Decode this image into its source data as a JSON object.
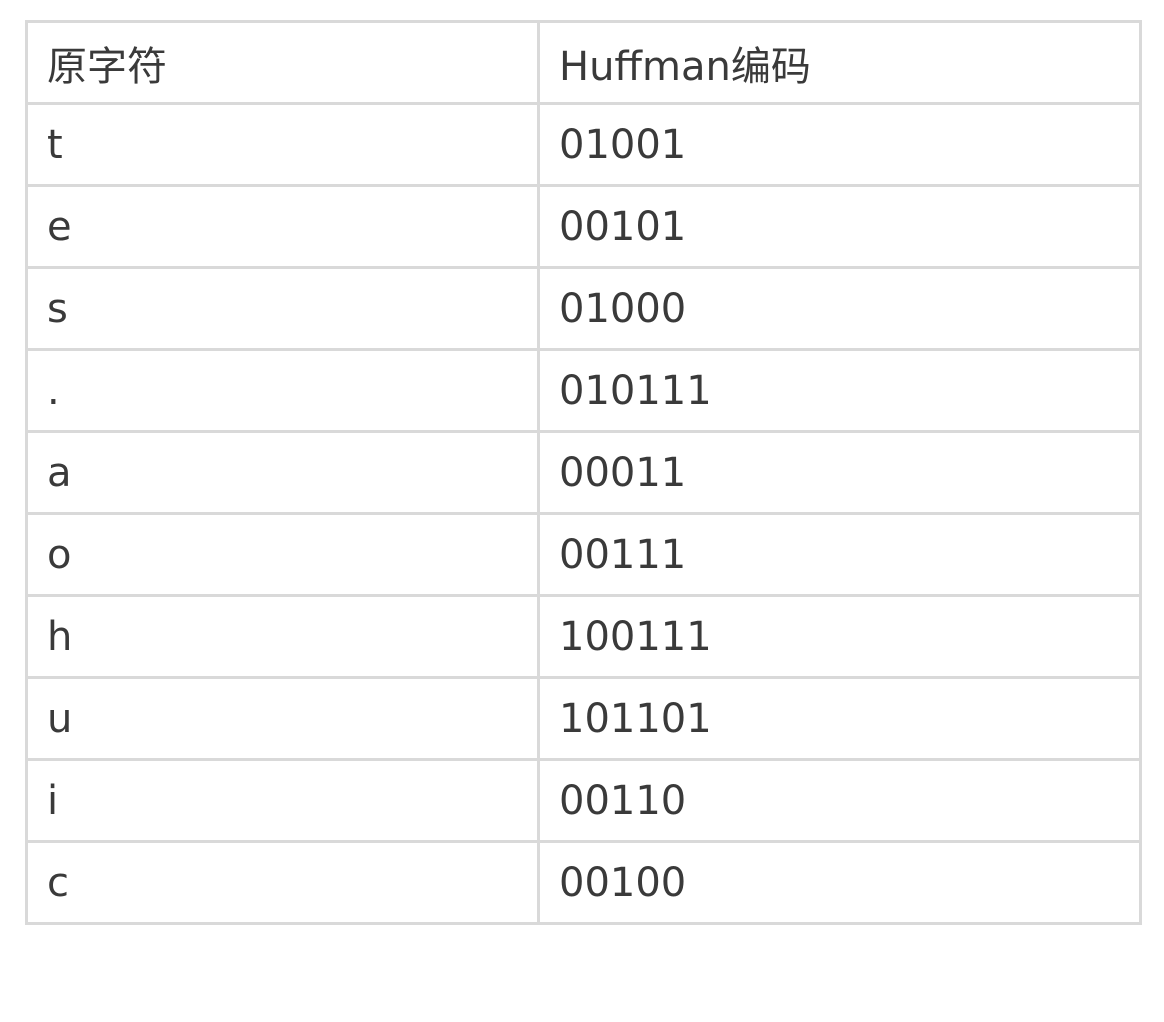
{
  "table": {
    "headers": [
      "原字符",
      "Huffman编码"
    ],
    "rows": [
      [
        "t",
        "01001"
      ],
      [
        "e",
        "00101"
      ],
      [
        "s",
        "01000"
      ],
      [
        ".",
        "010111"
      ],
      [
        "a",
        "00011"
      ],
      [
        "o",
        "00111"
      ],
      [
        "h",
        "100111"
      ],
      [
        "u",
        "101101"
      ],
      [
        "i",
        "00110"
      ],
      [
        "c",
        "00100"
      ]
    ]
  },
  "colors": {
    "border": "#d9d9d9",
    "text": "#3a3a3a",
    "background": "#ffffff"
  }
}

■ Stated task
Retype the entries word for word. Omit any images.

■ Final result
Decode this image into its source data as a JSON object.
{
  "table": {
    "headers": [
      "原字符",
      "Huffman编码"
    ],
    "rows": [
      [
        "t",
        "01001"
      ],
      [
        "e",
        "00101"
      ],
      [
        "s",
        "01000"
      ],
      [
        ".",
        "010111"
      ],
      [
        "a",
        "00011"
      ],
      [
        "o",
        "00111"
      ],
      [
        "h",
        "100111"
      ],
      [
        "u",
        "101101"
      ],
      [
        "i",
        "00110"
      ],
      [
        "c",
        "00100"
      ]
    ]
  },
  "colors": {
    "border": "#d9d9d9",
    "text": "#3a3a3a",
    "background": "#ffffff"
  }
}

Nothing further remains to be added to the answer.